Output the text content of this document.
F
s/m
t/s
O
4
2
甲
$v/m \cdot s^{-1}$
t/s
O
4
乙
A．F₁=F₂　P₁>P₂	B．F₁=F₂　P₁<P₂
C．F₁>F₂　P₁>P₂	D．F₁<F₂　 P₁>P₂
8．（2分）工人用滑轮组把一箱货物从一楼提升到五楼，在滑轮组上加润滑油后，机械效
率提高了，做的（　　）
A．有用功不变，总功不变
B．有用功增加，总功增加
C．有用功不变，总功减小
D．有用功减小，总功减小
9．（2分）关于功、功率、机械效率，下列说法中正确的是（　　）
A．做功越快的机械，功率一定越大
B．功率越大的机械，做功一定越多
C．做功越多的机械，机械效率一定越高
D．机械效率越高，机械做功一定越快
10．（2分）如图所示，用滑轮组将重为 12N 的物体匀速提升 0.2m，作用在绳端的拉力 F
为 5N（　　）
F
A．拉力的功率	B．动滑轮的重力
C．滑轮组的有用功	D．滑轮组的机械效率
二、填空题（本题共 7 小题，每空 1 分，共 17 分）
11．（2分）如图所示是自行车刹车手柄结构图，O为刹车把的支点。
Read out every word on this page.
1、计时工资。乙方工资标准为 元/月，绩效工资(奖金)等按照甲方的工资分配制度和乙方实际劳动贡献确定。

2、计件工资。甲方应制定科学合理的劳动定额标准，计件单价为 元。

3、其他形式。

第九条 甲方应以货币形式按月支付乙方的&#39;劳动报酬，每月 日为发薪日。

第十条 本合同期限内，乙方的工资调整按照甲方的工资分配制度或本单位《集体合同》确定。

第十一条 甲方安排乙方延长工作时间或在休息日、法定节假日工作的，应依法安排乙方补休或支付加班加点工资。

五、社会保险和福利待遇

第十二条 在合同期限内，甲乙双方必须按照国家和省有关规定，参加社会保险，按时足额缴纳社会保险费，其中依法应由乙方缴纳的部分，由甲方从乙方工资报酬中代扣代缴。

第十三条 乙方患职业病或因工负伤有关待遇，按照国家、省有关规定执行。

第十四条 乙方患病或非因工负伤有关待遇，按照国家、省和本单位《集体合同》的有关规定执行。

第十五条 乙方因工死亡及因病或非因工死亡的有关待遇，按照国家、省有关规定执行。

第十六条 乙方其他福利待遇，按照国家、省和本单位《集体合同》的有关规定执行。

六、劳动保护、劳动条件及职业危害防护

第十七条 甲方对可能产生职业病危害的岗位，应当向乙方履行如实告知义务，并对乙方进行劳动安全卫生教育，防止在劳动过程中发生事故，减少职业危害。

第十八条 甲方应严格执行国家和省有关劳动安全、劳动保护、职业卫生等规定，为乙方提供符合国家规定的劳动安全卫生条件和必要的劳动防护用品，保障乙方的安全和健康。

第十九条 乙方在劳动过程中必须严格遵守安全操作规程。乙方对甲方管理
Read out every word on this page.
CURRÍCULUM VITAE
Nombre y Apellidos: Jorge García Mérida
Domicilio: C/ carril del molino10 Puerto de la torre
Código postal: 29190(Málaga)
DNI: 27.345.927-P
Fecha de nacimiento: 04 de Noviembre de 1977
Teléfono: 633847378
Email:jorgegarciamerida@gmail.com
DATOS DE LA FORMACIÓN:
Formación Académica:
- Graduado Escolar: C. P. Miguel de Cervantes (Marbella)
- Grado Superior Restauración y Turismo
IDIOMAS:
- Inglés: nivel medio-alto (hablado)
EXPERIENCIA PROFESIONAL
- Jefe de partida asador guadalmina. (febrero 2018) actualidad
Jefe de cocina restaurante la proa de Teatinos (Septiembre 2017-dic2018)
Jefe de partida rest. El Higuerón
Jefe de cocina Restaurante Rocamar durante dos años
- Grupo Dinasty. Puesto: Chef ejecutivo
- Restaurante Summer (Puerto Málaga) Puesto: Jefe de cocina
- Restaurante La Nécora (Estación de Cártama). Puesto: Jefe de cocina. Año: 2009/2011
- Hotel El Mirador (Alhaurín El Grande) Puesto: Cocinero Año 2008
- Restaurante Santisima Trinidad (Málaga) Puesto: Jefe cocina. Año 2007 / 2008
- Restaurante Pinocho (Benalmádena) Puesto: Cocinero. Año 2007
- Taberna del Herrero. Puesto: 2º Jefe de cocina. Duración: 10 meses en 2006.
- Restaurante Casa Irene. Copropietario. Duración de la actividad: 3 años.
========
*Exercise brief:* Pick out the lines that have the word "partida". Copy them all.

*Task output:*
- Jefe de partida asador guadalmina. (febrero 2018) actualidad
Jefe de partida rest. El Higuerón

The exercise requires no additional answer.